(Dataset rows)
★ ★ ★

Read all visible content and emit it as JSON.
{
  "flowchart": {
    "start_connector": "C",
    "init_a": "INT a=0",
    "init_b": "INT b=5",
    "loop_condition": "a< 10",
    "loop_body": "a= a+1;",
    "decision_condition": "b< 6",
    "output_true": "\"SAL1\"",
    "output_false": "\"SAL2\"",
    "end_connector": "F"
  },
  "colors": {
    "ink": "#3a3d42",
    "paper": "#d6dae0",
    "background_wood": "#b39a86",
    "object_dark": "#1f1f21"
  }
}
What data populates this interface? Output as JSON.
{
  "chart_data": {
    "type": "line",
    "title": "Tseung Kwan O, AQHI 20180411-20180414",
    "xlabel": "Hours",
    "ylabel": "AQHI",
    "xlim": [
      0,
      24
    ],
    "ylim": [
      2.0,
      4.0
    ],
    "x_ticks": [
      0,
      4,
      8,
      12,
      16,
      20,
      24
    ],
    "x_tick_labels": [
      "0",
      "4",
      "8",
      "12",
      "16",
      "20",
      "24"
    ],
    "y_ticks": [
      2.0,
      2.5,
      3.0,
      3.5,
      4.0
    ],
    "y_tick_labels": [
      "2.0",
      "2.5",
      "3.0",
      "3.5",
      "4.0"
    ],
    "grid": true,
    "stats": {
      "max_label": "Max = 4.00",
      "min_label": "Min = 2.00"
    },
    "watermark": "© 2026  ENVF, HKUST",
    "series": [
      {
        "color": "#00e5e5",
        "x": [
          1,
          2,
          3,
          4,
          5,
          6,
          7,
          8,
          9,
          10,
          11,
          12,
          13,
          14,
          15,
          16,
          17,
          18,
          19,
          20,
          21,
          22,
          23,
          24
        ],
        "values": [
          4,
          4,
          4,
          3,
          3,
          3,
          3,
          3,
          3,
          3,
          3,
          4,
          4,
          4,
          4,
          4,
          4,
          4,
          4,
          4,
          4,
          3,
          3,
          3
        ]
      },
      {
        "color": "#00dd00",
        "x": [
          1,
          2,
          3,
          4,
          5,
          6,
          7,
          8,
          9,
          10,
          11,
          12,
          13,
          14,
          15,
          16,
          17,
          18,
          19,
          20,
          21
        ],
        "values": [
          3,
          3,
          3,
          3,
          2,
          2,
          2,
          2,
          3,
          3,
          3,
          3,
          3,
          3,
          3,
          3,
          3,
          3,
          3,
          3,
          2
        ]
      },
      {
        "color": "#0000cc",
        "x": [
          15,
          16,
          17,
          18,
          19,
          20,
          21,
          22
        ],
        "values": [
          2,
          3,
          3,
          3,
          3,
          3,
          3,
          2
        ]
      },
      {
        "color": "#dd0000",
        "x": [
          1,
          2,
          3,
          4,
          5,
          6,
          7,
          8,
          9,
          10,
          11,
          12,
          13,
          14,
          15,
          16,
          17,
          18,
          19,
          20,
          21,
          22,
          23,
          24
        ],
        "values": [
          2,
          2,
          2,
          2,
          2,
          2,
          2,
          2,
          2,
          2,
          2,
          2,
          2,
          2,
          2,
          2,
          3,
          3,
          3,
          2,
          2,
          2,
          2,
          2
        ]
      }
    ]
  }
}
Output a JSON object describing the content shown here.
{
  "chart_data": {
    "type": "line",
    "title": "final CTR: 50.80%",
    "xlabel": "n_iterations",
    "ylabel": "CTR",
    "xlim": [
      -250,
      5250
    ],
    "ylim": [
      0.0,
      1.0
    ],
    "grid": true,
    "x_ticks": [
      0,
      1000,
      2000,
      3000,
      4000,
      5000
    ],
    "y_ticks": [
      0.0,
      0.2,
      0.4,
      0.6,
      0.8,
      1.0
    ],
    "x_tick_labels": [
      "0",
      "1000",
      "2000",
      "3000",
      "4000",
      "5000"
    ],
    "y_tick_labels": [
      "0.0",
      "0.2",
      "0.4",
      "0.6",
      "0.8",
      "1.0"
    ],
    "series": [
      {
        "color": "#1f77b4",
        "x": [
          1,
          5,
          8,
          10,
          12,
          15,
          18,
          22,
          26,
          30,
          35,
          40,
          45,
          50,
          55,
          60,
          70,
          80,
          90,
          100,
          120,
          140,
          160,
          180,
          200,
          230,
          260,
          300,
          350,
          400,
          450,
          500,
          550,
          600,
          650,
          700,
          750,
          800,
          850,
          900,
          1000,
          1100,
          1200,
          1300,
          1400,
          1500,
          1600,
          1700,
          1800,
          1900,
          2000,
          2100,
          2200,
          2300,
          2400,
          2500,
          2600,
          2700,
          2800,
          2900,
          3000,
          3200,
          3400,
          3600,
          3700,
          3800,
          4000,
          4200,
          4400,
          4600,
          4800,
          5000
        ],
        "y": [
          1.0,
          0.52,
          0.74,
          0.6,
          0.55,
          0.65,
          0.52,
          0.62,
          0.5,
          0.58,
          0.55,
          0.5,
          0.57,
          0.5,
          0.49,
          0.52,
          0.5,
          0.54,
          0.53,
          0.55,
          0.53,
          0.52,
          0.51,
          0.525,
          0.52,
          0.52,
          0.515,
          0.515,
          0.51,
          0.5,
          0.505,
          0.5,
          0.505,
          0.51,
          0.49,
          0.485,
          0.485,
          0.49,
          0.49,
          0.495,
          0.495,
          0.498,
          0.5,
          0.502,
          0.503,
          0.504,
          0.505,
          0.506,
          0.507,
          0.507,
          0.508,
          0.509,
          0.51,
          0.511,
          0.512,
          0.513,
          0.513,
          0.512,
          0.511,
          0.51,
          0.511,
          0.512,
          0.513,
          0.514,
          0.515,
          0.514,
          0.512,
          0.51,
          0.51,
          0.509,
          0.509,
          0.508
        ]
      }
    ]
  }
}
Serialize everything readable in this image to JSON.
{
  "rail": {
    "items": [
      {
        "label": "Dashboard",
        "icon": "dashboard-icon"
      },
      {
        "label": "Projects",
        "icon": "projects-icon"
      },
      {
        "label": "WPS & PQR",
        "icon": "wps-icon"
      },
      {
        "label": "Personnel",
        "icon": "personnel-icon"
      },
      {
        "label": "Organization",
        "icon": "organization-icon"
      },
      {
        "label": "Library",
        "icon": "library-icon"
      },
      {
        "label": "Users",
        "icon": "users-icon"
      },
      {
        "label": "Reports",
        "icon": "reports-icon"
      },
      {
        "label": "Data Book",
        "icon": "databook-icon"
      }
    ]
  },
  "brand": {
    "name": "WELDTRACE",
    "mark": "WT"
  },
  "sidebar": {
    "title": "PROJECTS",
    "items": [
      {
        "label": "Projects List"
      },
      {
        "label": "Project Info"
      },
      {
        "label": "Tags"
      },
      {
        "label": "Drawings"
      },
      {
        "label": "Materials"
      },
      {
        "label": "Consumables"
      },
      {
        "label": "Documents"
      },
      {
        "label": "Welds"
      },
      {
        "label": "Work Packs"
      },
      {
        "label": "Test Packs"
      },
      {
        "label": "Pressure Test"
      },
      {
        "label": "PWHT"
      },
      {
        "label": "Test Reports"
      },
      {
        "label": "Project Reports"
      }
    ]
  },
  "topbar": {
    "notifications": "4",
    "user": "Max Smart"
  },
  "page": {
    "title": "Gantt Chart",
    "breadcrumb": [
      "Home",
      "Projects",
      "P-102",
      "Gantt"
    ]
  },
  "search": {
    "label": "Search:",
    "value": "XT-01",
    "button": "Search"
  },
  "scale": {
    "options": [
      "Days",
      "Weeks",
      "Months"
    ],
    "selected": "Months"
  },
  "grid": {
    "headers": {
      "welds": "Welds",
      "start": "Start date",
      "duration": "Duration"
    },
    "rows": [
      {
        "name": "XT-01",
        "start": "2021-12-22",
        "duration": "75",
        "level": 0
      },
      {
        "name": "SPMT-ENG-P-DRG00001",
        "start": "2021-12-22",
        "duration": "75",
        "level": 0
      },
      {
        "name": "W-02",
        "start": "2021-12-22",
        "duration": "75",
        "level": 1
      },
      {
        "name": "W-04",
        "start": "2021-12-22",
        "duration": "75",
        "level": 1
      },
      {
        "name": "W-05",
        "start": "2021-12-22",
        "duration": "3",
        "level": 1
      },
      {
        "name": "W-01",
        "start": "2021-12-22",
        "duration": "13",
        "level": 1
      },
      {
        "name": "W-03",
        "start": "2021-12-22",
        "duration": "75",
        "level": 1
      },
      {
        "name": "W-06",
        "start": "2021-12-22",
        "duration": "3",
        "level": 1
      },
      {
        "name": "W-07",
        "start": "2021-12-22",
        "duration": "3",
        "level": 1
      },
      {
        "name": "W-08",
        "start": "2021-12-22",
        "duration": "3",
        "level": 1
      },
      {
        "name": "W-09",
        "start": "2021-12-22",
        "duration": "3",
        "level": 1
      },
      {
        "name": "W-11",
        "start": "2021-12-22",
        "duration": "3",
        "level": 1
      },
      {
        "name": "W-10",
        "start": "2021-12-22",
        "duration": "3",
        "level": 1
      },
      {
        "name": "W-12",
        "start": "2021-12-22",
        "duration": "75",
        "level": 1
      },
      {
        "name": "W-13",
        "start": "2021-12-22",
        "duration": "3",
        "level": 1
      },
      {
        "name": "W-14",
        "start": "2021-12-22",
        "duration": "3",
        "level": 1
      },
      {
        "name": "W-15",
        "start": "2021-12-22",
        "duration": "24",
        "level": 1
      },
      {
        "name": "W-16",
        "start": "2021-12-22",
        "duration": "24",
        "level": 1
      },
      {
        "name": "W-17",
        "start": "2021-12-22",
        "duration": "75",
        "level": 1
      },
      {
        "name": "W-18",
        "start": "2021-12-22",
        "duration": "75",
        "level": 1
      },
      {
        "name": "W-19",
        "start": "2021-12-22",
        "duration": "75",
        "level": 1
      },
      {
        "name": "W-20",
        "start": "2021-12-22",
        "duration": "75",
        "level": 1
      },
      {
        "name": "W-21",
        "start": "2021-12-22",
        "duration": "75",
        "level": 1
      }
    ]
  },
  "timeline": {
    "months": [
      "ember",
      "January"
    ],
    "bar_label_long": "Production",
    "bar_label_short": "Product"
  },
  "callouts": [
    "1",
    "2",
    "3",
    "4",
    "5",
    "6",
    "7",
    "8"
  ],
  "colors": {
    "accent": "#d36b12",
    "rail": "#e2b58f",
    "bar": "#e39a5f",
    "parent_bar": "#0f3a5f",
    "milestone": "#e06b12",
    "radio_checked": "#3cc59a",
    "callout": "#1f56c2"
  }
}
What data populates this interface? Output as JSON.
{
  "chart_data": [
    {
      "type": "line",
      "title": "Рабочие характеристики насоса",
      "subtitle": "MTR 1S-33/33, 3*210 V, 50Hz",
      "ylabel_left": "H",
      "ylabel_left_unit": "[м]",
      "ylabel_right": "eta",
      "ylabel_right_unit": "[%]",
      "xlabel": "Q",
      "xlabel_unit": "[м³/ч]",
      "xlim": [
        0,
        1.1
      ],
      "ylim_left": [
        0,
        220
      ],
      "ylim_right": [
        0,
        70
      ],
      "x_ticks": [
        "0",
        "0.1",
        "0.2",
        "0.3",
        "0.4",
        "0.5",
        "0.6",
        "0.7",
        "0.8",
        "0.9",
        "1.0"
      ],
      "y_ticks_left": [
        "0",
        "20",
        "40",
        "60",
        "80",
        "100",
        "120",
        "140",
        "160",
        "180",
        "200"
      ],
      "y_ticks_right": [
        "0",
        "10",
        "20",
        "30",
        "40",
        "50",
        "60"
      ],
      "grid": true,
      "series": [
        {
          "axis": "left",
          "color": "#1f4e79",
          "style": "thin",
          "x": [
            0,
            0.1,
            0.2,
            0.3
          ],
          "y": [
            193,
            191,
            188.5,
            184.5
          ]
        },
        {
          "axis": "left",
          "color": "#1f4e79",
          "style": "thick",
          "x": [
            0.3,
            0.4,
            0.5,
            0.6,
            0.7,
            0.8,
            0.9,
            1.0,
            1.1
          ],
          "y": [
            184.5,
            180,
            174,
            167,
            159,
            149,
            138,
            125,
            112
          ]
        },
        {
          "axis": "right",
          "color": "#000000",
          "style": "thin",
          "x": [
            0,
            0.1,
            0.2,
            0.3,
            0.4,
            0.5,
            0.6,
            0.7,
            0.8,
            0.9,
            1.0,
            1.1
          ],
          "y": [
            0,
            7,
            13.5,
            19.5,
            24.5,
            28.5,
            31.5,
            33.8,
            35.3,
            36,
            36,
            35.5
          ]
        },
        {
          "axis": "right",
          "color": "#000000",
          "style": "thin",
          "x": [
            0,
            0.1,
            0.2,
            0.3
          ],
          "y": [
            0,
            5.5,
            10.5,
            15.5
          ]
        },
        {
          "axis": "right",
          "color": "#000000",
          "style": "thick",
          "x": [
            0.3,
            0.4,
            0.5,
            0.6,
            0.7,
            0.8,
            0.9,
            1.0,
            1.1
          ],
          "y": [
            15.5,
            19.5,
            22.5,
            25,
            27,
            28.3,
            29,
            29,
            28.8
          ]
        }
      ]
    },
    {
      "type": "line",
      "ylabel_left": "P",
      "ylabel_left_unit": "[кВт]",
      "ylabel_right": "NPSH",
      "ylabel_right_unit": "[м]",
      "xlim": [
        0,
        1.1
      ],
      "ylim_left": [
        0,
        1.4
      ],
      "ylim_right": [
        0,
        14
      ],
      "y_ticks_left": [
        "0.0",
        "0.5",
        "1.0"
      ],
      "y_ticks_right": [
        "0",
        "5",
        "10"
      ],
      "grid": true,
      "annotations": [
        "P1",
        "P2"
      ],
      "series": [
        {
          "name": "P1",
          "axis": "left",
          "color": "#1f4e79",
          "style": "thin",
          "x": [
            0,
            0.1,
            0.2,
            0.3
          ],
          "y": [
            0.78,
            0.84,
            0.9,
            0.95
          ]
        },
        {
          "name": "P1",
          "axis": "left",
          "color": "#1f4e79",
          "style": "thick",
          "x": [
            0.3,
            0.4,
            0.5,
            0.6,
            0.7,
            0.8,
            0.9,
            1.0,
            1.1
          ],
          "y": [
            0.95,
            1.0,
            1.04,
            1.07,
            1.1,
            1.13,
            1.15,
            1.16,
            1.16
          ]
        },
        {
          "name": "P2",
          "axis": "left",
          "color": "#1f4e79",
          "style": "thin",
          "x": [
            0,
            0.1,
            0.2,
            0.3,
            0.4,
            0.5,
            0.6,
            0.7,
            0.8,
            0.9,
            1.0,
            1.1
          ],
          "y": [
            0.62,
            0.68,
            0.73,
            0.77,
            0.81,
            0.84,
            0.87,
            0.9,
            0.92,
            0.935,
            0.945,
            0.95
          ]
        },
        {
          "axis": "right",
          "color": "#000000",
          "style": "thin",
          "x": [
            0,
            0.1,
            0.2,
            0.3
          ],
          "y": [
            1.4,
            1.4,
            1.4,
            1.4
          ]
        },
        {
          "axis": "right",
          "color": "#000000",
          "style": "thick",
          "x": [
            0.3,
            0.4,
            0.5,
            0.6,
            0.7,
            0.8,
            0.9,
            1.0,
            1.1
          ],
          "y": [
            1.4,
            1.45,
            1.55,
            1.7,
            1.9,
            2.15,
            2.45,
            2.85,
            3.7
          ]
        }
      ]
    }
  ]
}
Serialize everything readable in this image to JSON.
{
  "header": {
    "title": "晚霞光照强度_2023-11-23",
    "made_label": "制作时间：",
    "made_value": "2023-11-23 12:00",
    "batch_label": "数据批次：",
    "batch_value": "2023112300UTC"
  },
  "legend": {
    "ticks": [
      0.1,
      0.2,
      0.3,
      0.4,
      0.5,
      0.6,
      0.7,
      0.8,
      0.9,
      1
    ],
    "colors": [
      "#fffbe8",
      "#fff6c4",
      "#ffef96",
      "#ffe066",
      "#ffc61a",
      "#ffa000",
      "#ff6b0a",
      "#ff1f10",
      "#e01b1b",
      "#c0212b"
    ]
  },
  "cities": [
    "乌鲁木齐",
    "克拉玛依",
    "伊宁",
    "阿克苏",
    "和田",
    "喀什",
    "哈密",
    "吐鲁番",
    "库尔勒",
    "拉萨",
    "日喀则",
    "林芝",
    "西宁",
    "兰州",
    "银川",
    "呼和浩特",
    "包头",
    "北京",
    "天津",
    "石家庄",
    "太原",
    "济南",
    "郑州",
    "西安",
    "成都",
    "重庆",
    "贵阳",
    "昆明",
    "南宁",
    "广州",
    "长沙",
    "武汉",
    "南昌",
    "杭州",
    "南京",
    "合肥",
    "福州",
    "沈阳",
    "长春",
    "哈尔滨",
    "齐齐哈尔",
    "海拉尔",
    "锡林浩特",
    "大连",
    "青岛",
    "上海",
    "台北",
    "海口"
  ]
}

★ ★ ★

◆ Set exercise:
Copy every single line of the material above that holds "Test".

◆ Final answer:
        "label": "Test Packs"
        "label": "Pressure Test"
        "label": "Test Reports"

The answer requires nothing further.